### Your goal
Transcribe the material in full, exactly as written.

### Material
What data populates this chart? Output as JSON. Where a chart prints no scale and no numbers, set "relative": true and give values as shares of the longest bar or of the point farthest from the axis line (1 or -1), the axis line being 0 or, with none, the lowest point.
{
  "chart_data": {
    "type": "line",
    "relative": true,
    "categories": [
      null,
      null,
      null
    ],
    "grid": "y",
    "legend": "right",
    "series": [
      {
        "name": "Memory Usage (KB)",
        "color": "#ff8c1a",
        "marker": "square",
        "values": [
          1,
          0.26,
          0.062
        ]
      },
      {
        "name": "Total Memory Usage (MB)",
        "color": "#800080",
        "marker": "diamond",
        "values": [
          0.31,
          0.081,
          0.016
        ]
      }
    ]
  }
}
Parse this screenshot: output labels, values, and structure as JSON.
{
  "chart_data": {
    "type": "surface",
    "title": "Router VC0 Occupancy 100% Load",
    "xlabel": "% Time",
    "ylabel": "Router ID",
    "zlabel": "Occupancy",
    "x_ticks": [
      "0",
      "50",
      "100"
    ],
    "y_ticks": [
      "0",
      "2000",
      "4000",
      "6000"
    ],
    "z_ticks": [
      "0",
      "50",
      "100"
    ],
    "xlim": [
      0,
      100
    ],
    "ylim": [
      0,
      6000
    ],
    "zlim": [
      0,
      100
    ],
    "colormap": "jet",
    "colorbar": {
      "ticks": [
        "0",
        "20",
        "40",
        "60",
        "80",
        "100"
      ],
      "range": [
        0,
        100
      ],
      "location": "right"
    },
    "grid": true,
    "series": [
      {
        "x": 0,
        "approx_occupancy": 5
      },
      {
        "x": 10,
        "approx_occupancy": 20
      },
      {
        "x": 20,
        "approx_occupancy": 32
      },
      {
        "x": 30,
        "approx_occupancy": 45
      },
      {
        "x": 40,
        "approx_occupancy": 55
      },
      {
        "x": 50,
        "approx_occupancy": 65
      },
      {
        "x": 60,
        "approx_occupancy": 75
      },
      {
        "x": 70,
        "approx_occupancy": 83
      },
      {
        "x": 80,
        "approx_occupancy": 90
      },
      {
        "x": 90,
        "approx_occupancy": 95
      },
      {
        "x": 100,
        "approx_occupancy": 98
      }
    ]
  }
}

### Exercise answer
What data populates this chart? Output as JSON. Where a chart prints no scale and no numbers, set "relative": true and give values as shares of the longest bar or of the point farthest from the axis line (1 or -1), the axis line being 0 or, with none, the lowest point.
{
  "chart_data": {
    "type": "line",
    "relative": true,
    "categories": [
      null,
      null,
      null
    ],
    "grid": "y",
    "legend": "right",
    "series": [
      {
        "name": "Memory Usage (KB)",
        "color": "#ff8c1a",
        "marker": "square",
        "values": [
          1,
          0.26,
          0.062
        ]
      },
      {
        "name": "Total Memory Usage (MB)",
        "color": "#800080",
        "marker": "diamond",
        "values": [
          0.31,
          0.081,
          0.016
        ]
      }
    ]
  }
}
Parse this screenshot: output labels, values, and structure as JSON.
{
  "chart_data": {
    "type": "surface",
    "title": "Router VC0 Occupancy 100% Load",
    "xlabel": "% Time",
    "ylabel": "Router ID",
    "zlabel": "Occupancy",
    "x_ticks": [
      "0",
      "50",
      "100"
    ],
    "y_ticks": [
      "0",
      "2000",
      "4000",
      "6000"
    ],
    "z_ticks": [
      "0",
      "50",
      "100"
    ],
    "xlim": [
      0,
      100
    ],
    "ylim": [
      0,
      6000
    ],
    "zlim": [
      0,
      100
    ],
    "colormap": "jet",
    "colorbar": {
      "ticks": [
        "0",
        "20",
        "40",
        "60",
        "80",
        "100"
      ],
      "range": [
        0,
        100
      ],
      "location": "right"
    },
    "grid": true,
    "series": [
      {
        "x": 0,
        "approx_occupancy": 5
      },
      {
        "x": 10,
        "approx_occupancy": 20
      },
      {
        "x": 20,
        "approx_occupancy": 32
      },
      {
        "x": 30,
        "approx_occupancy": 45
      },
      {
        "x": 40,
        "approx_occupancy": 55
      },
      {
        "x": 50,
        "approx_occupancy": 65
      },
      {
        "x": 60,
        "approx_occupancy": 75
      },
      {
        "x": 70,
        "approx_occupancy": 83
      },
      {
        "x": 80,
        "approx_occupancy": 90
      },
      {
        "x": 90,
        "approx_occupancy": 95
      },
      {
        "x": 100,
        "approx_occupancy": 98
      }
    ]
  }
}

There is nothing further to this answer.